_THE PROBLEM_: Beneath this task is a listing; retype all of it exactly.

_Dataset items_:
%%

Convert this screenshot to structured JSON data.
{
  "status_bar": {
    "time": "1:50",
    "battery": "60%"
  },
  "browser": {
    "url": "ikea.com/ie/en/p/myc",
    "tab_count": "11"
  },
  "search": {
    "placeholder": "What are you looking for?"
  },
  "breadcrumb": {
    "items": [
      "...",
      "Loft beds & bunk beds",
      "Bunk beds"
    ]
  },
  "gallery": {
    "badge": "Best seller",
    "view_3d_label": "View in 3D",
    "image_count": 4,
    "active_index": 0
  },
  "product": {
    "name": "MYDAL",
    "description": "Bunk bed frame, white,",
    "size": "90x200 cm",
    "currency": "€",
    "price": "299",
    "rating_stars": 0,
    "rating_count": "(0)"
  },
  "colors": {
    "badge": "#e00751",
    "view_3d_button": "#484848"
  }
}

%%

_OUTPUT FOR THIS TASK_:
Convert this screenshot to structured JSON data.
{
  "status_bar": {
    "time": "1:50",
    "battery": "60%"
  },
  "browser": {
    "url": "ikea.com/ie/en/p/myc",
    "tab_count": "11"
  },
  "search": {
    "placeholder": "What are you looking for?"
  },
  "breadcrumb": {
    "items": [
      "...",
      "Loft beds & bunk beds",
      "Bunk beds"
    ]
  },
  "gallery": {
    "badge": "Best seller",
    "view_3d_label": "View in 3D",
    "image_count": 4,
    "active_index": 0
  },
  "product": {
    "name": "MYDAL",
    "description": "Bunk bed frame, white,",
    "size": "90x200 cm",
    "currency": "€",
    "price": "299",
    "rating_stars": 0,
    "rating_count": "(0)"
  },
  "colors": {
    "badge": "#e00751",
    "view_3d_button": "#484848"
  }
}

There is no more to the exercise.